* Start RAW DATA *

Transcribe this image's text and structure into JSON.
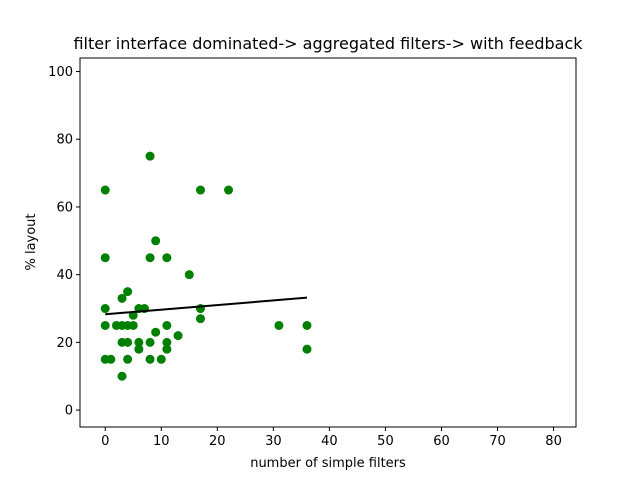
{
  "chart_data": {
    "type": "scatter",
    "title": "filter interface dominated-> aggregated filters-> with feedback",
    "xlabel": "number of simple filters",
    "ylabel": "% layout",
    "xlim": [
      -4.5,
      84
    ],
    "ylim": [
      -5,
      104
    ],
    "xticks": [
      0,
      10,
      20,
      30,
      40,
      50,
      60,
      70,
      80
    ],
    "yticks": [
      0,
      20,
      40,
      60,
      80,
      100
    ],
    "grid": false,
    "point_color": "#008000",
    "line_color": "#000000",
    "points": [
      {
        "x": 0,
        "y": 65
      },
      {
        "x": 0,
        "y": 45
      },
      {
        "x": 0,
        "y": 30
      },
      {
        "x": 0,
        "y": 25
      },
      {
        "x": 0,
        "y": 15
      },
      {
        "x": 1,
        "y": 15
      },
      {
        "x": 2,
        "y": 25
      },
      {
        "x": 3,
        "y": 33
      },
      {
        "x": 3,
        "y": 25
      },
      {
        "x": 3,
        "y": 20
      },
      {
        "x": 3,
        "y": 10
      },
      {
        "x": 4,
        "y": 35
      },
      {
        "x": 4,
        "y": 25
      },
      {
        "x": 4,
        "y": 20
      },
      {
        "x": 4,
        "y": 15
      },
      {
        "x": 5,
        "y": 28
      },
      {
        "x": 5,
        "y": 25
      },
      {
        "x": 6,
        "y": 30
      },
      {
        "x": 6,
        "y": 20
      },
      {
        "x": 6,
        "y": 18
      },
      {
        "x": 7,
        "y": 30
      },
      {
        "x": 8,
        "y": 75
      },
      {
        "x": 8,
        "y": 45
      },
      {
        "x": 8,
        "y": 20
      },
      {
        "x": 8,
        "y": 15
      },
      {
        "x": 9,
        "y": 50
      },
      {
        "x": 9,
        "y": 23
      },
      {
        "x": 10,
        "y": 15
      },
      {
        "x": 11,
        "y": 45
      },
      {
        "x": 11,
        "y": 25
      },
      {
        "x": 11,
        "y": 20
      },
      {
        "x": 11,
        "y": 18
      },
      {
        "x": 13,
        "y": 22
      },
      {
        "x": 15,
        "y": 40
      },
      {
        "x": 17,
        "y": 65
      },
      {
        "x": 17,
        "y": 30
      },
      {
        "x": 17,
        "y": 27
      },
      {
        "x": 22,
        "y": 65
      },
      {
        "x": 31,
        "y": 25
      },
      {
        "x": 36,
        "y": 25
      },
      {
        "x": 36,
        "y": 18
      }
    ],
    "trend_line": {
      "x": [
        0,
        36
      ],
      "y": [
        28.3,
        33.2
      ]
    }
  }
}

* End RAW DATA *

## PROBLEM STATEMENT
Check each line of the records for the word "filters" and extract those that contain it.

## WRITTEN RESPONSE
    "title": "filter interface dominated-> aggregated filters-> with feedback",
    "xlabel": "number of simple filters",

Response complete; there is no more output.